» What is needed
Filter these entries, keeping only lines that hold the word "Bushels".

[START OF Supplied data]

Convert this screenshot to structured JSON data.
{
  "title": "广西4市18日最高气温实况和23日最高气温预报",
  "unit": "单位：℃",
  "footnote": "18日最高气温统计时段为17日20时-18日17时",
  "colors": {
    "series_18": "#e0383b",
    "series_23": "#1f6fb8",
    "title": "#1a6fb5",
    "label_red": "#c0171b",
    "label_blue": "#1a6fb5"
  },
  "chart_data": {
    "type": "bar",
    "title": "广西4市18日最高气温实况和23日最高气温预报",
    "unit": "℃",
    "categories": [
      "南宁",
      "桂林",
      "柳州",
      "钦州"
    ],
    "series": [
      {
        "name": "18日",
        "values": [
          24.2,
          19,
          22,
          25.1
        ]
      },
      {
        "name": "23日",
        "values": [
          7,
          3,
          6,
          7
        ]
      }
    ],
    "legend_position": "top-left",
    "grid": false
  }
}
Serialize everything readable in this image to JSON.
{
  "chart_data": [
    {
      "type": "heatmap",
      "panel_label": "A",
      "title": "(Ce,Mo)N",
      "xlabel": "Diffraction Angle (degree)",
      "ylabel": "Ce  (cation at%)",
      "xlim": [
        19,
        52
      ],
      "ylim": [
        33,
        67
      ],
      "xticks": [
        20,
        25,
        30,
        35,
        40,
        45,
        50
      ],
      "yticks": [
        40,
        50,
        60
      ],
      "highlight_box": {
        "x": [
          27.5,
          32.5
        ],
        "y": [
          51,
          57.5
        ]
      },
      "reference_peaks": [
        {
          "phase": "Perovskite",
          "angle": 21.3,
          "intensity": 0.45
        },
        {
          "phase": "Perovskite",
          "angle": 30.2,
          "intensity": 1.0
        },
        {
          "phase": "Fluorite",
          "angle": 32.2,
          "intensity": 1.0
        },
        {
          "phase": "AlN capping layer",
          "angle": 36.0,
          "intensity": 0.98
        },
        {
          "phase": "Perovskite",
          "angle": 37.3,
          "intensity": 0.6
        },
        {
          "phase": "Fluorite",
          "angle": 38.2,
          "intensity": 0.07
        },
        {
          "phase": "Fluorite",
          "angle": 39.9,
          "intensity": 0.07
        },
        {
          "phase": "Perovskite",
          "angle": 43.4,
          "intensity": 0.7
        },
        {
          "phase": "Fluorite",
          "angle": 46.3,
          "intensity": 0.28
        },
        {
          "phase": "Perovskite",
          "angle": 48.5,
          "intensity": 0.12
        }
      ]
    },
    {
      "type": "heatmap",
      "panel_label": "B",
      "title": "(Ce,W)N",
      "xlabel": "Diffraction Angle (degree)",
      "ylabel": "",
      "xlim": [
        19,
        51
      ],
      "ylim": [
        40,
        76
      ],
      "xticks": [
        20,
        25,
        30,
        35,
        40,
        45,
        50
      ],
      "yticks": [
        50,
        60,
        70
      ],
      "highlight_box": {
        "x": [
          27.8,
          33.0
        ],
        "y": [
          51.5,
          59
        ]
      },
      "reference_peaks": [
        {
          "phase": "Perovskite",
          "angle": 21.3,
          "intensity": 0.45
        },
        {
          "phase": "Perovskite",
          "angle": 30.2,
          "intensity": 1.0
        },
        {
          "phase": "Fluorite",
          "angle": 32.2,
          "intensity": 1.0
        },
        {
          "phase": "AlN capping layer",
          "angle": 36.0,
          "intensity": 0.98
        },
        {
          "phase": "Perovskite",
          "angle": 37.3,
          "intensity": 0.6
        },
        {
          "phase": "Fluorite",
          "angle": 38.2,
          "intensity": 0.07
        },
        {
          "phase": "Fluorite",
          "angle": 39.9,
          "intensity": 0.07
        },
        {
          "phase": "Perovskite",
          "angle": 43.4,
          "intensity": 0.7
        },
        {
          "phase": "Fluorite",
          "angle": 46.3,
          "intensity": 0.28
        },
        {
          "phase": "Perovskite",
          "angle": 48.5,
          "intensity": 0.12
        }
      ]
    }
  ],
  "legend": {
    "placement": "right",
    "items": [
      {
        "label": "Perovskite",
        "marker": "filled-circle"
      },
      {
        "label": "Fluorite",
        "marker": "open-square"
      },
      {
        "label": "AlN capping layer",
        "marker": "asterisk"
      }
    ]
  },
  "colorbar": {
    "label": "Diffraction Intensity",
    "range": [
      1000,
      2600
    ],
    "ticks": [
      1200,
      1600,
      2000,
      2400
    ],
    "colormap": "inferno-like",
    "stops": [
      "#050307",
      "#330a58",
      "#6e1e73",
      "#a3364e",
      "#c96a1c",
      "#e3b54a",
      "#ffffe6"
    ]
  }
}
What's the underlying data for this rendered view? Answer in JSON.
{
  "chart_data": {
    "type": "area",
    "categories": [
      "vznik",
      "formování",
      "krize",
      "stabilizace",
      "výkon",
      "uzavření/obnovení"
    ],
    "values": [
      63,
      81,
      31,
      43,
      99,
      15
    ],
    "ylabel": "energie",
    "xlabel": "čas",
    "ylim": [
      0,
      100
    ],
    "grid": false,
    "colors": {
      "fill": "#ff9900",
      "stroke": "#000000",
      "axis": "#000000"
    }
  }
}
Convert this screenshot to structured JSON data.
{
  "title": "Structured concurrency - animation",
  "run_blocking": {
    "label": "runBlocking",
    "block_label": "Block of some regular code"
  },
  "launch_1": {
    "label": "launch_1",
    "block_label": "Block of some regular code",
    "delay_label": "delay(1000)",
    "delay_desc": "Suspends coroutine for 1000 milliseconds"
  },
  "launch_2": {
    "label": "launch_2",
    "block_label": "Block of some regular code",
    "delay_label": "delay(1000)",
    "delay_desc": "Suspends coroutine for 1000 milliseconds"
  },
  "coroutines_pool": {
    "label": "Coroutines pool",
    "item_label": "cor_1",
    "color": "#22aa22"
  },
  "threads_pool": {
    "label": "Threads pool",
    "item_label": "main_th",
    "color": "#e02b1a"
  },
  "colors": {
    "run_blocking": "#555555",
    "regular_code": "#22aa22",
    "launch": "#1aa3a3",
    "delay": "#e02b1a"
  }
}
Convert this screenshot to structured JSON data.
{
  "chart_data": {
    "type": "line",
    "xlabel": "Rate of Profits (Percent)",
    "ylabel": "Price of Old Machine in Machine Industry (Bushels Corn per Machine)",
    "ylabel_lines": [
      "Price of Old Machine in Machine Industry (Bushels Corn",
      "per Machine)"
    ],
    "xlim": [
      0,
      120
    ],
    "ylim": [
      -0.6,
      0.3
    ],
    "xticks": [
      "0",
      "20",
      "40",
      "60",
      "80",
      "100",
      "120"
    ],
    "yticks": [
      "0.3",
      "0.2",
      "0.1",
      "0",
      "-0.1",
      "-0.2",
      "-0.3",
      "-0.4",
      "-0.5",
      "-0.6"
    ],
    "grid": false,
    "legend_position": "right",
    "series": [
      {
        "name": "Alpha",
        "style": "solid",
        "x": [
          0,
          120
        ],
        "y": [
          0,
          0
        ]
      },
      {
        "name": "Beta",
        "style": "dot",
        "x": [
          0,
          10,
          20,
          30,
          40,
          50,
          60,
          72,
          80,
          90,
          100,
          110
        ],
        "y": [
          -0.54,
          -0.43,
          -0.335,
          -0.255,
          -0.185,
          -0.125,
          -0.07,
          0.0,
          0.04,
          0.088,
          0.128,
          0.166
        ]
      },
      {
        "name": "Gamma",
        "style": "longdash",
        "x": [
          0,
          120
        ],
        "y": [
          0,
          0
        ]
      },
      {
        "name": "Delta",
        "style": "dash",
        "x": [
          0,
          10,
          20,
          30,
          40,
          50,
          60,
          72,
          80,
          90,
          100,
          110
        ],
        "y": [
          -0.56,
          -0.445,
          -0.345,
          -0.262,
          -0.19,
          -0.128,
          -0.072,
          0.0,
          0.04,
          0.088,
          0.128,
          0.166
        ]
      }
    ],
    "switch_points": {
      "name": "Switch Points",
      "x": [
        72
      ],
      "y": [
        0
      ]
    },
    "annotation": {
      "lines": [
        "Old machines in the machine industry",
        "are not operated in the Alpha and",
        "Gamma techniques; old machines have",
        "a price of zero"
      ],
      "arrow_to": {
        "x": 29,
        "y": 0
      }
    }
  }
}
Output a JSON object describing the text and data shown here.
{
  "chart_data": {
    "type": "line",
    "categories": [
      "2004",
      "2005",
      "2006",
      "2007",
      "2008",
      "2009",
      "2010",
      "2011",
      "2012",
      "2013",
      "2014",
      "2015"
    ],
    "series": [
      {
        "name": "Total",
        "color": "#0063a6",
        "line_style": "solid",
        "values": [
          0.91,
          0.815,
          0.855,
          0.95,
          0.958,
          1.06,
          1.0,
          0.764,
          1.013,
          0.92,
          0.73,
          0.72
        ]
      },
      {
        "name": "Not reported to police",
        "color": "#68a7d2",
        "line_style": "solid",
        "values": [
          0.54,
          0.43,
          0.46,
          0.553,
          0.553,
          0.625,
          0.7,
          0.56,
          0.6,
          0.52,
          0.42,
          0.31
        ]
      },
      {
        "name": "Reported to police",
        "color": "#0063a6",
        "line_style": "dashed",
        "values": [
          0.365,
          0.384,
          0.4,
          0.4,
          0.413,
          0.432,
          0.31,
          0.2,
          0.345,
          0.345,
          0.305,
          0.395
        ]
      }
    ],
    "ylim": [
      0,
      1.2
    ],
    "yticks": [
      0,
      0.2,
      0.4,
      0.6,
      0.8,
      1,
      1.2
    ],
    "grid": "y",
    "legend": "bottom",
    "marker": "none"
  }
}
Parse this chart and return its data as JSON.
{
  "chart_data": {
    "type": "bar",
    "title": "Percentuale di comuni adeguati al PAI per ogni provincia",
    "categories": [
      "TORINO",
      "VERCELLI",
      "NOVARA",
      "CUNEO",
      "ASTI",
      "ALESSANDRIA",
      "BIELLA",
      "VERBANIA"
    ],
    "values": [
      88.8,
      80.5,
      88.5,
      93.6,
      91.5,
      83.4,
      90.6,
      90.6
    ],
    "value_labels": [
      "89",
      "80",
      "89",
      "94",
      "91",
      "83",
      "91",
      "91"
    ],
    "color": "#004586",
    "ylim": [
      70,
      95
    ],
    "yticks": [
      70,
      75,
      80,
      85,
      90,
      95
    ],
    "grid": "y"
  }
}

[END OF Supplied data]

» Reply
    "ylabel": "Price of Old Machine in Machine Industry (Bushels Corn per Machine)",
      "Price of Old Machine in Machine Industry (Bushels Corn",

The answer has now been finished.